[Dataset excerpt]
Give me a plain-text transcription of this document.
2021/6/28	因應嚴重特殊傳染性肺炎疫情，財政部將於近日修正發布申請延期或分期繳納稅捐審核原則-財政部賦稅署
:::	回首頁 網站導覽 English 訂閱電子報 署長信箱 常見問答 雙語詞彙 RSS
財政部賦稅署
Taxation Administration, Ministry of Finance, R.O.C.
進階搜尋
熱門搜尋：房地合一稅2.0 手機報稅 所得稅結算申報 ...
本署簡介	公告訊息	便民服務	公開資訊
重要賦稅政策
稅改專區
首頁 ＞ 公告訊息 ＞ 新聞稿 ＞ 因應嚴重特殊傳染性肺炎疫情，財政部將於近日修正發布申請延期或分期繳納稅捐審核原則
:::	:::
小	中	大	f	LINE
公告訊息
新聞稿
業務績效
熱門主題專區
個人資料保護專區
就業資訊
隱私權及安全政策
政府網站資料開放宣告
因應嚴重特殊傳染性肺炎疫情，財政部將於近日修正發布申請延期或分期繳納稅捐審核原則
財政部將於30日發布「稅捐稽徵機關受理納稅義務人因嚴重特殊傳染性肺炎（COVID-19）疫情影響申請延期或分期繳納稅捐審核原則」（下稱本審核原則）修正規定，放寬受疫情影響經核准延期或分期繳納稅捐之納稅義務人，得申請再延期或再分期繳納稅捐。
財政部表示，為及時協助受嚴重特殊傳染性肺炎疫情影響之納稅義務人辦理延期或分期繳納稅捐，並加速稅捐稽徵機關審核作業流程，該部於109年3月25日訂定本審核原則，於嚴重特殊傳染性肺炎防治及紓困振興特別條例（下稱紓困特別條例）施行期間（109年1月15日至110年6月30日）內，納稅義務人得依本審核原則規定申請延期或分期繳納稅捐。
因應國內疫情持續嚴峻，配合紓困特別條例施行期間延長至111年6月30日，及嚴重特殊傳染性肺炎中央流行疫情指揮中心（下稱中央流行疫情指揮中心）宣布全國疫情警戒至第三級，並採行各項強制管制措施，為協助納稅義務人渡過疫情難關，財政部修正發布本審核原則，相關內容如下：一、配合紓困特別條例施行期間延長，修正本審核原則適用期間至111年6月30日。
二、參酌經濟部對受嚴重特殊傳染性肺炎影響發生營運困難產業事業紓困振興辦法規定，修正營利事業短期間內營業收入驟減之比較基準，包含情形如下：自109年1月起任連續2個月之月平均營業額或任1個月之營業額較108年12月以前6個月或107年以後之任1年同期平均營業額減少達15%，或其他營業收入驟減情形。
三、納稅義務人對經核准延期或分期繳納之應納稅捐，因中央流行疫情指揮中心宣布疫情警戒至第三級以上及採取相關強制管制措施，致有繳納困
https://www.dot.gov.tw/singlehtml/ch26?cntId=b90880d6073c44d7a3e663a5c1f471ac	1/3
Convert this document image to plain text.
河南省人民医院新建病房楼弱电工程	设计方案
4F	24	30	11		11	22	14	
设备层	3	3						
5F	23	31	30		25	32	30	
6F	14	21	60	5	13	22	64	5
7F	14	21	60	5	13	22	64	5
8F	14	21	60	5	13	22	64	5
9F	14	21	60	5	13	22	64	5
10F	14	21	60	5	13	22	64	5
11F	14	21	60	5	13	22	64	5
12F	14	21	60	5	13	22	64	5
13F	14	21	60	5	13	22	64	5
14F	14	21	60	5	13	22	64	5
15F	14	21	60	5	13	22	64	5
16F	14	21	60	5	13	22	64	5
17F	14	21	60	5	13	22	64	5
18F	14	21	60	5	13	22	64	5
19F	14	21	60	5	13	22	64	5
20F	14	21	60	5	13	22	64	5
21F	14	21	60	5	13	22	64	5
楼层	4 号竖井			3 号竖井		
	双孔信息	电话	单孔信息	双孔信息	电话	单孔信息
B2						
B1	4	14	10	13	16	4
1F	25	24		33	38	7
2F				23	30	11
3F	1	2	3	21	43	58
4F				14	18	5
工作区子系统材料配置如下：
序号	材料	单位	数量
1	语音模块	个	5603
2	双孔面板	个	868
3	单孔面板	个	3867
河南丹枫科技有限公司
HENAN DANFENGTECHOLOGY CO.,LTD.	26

* **SHORT PROBLEM**
From the listing, tally every line with the word "公告訊息" in it and give only the tally.

* **COMPLETED TASK**
3